■ TASK PROMPT
Reproduce each line of the listing exactly.

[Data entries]
◆ ◆ ◆ ◆ ◆

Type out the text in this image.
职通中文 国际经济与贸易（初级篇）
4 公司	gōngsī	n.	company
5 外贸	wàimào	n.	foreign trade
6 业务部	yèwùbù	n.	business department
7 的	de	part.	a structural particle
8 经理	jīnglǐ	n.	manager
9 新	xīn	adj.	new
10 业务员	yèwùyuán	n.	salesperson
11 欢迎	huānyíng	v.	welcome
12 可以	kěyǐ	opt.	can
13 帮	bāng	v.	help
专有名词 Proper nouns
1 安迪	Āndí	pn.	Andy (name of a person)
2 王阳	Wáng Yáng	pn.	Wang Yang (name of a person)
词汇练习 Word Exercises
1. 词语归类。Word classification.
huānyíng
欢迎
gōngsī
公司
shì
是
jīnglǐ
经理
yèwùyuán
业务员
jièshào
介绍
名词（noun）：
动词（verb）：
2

◆ ◆ ◆ ◆ ◆

■ ANSWER TO THE PROBLEM
Type out the text in this image.
职通中文 国际经济与贸易（初级篇）
4 公司	gōngsī	n.	company
5 外贸	wàimào	n.	foreign trade
6 业务部	yèwùbù	n.	business department
7 的	de	part.	a structural particle
8 经理	jīnglǐ	n.	manager
9 新	xīn	adj.	new
10 业务员	yèwùyuán	n.	salesperson
11 欢迎	huānyíng	v.	welcome
12 可以	kěyǐ	opt.	can
13 帮	bāng	v.	help
专有名词 Proper nouns
1 安迪	Āndí	pn.	Andy (name of a person)
2 王阳	Wáng Yáng	pn.	Wang Yang (name of a person)
词汇练习 Word Exercises
1. 词语归类。Word classification.
huānyíng
欢迎
gōngsī
公司
shì
是
jīnglǐ
经理
yèwùyuán
业务员
jièshào
介绍
名词（noun）：
动词（verb）：
2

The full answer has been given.